• **TASK TO COMPLETE**
Verbatim output of all the material below is required.

• **RECORDS SHOWN**
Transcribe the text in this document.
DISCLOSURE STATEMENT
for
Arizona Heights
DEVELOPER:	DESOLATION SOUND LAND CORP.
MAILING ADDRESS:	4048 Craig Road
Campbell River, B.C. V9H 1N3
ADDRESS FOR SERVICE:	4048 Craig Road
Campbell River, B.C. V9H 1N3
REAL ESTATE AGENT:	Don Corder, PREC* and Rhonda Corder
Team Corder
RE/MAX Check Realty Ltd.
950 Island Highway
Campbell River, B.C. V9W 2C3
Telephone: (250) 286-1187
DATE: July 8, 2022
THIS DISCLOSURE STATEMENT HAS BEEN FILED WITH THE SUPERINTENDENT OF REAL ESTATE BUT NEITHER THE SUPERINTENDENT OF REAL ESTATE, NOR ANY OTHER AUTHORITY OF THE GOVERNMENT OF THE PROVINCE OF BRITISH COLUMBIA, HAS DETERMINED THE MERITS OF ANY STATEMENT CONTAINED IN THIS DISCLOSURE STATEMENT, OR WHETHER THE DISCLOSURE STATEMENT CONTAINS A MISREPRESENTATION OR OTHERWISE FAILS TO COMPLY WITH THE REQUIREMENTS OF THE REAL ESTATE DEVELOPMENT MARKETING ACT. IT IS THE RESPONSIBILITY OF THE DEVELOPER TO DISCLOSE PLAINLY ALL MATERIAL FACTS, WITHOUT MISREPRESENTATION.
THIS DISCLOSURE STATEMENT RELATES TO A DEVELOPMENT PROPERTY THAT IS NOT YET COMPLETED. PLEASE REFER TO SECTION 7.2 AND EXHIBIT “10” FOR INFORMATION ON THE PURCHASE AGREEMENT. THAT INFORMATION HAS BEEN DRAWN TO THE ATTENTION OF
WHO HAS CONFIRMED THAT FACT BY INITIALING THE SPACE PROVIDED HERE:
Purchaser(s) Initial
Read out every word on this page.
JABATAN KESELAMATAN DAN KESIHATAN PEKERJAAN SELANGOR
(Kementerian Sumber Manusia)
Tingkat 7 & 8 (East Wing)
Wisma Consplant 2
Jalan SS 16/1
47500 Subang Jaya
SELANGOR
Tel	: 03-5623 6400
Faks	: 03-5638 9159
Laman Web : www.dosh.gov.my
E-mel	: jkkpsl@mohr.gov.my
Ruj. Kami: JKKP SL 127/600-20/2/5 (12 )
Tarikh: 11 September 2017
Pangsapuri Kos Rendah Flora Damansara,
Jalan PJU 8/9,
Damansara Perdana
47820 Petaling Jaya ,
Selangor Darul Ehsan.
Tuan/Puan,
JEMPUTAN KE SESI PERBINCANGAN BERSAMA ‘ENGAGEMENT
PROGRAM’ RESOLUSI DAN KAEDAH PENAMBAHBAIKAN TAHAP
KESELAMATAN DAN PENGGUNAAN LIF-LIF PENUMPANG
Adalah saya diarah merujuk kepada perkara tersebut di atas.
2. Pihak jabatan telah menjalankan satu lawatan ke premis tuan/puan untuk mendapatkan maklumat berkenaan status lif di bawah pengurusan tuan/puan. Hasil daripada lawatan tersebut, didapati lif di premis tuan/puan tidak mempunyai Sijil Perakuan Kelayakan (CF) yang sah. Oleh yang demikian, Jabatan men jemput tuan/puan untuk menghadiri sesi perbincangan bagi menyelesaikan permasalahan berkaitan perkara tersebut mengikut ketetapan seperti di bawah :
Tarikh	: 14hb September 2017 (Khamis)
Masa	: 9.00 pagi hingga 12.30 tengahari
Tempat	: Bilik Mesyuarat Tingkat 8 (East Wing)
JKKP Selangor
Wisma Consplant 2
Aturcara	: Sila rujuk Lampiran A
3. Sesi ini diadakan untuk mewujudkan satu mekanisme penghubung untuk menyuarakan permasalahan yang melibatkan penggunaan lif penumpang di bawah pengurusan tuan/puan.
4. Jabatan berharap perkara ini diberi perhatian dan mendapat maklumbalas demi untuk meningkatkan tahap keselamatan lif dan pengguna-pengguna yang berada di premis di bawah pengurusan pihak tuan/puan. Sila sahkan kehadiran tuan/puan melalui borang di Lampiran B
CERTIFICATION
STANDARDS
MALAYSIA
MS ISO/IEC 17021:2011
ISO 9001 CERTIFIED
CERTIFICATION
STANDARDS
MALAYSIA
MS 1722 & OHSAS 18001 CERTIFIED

• **SOLUTION FOR THIS EXERCISE**
Transcribe the text in this document.
DISCLOSURE STATEMENT
for
Arizona Heights
DEVELOPER:	DESOLATION SOUND LAND CORP.
MAILING ADDRESS:	4048 Craig Road
Campbell River, B.C. V9H 1N3
ADDRESS FOR SERVICE:	4048 Craig Road
Campbell River, B.C. V9H 1N3
REAL ESTATE AGENT:	Don Corder, PREC* and Rhonda Corder
Team Corder
RE/MAX Check Realty Ltd.
950 Island Highway
Campbell River, B.C. V9W 2C3
Telephone: (250) 286-1187
DATE: July 8, 2022
THIS DISCLOSURE STATEMENT HAS BEEN FILED WITH THE SUPERINTENDENT OF REAL ESTATE BUT NEITHER THE SUPERINTENDENT OF REAL ESTATE, NOR ANY OTHER AUTHORITY OF THE GOVERNMENT OF THE PROVINCE OF BRITISH COLUMBIA, HAS DETERMINED THE MERITS OF ANY STATEMENT CONTAINED IN THIS DISCLOSURE STATEMENT, OR WHETHER THE DISCLOSURE STATEMENT CONTAINS A MISREPRESENTATION OR OTHERWISE FAILS TO COMPLY WITH THE REQUIREMENTS OF THE REAL ESTATE DEVELOPMENT MARKETING ACT. IT IS THE RESPONSIBILITY OF THE DEVELOPER TO DISCLOSE PLAINLY ALL MATERIAL FACTS, WITHOUT MISREPRESENTATION.
THIS DISCLOSURE STATEMENT RELATES TO A DEVELOPMENT PROPERTY THAT IS NOT YET COMPLETED. PLEASE REFER TO SECTION 7.2 AND EXHIBIT “10” FOR INFORMATION ON THE PURCHASE AGREEMENT. THAT INFORMATION HAS BEEN DRAWN TO THE ATTENTION OF
WHO HAS CONFIRMED THAT FACT BY INITIALING THE SPACE PROVIDED HERE:
Purchaser(s) Initial
Read out every word on this page.
JABATAN KESELAMATAN DAN KESIHATAN PEKERJAAN SELANGOR
(Kementerian Sumber Manusia)
Tingkat 7 & 8 (East Wing)
Wisma Consplant 2
Jalan SS 16/1
47500 Subang Jaya
SELANGOR
Tel	: 03-5623 6400
Faks	: 03-5638 9159
Laman Web : www.dosh.gov.my
E-mel	: jkkpsl@mohr.gov.my
Ruj. Kami: JKKP SL 127/600-20/2/5 (12 )
Tarikh: 11 September 2017
Pangsapuri Kos Rendah Flora Damansara,
Jalan PJU 8/9,
Damansara Perdana
47820 Petaling Jaya ,
Selangor Darul Ehsan.
Tuan/Puan,
JEMPUTAN KE SESI PERBINCANGAN BERSAMA ‘ENGAGEMENT
PROGRAM’ RESOLUSI DAN KAEDAH PENAMBAHBAIKAN TAHAP
KESELAMATAN DAN PENGGUNAAN LIF-LIF PENUMPANG
Adalah saya diarah merujuk kepada perkara tersebut di atas.
2. Pihak jabatan telah menjalankan satu lawatan ke premis tuan/puan untuk mendapatkan maklumat berkenaan status lif di bawah pengurusan tuan/puan. Hasil daripada lawatan tersebut, didapati lif di premis tuan/puan tidak mempunyai Sijil Perakuan Kelayakan (CF) yang sah. Oleh yang demikian, Jabatan men jemput tuan/puan untuk menghadiri sesi perbincangan bagi menyelesaikan permasalahan berkaitan perkara tersebut mengikut ketetapan seperti di bawah :
Tarikh	: 14hb September 2017 (Khamis)
Masa	: 9.00 pagi hingga 12.30 tengahari
Tempat	: Bilik Mesyuarat Tingkat 8 (East Wing)
JKKP Selangor
Wisma Consplant 2
Aturcara	: Sila rujuk Lampiran A
3. Sesi ini diadakan untuk mewujudkan satu mekanisme penghubung untuk menyuarakan permasalahan yang melibatkan penggunaan lif penumpang di bawah pengurusan tuan/puan.
4. Jabatan berharap perkara ini diberi perhatian dan mendapat maklumbalas demi untuk meningkatkan tahap keselamatan lif dan pengguna-pengguna yang berada di premis di bawah pengurusan pihak tuan/puan. Sila sahkan kehadiran tuan/puan melalui borang di Lampiran B
CERTIFICATION
STANDARDS
MALAYSIA
MS ISO/IEC 17021:2011
ISO 9001 CERTIFIED
CERTIFICATION
STANDARDS
MALAYSIA
MS 1722 & OHSAS 18001 CERTIFIED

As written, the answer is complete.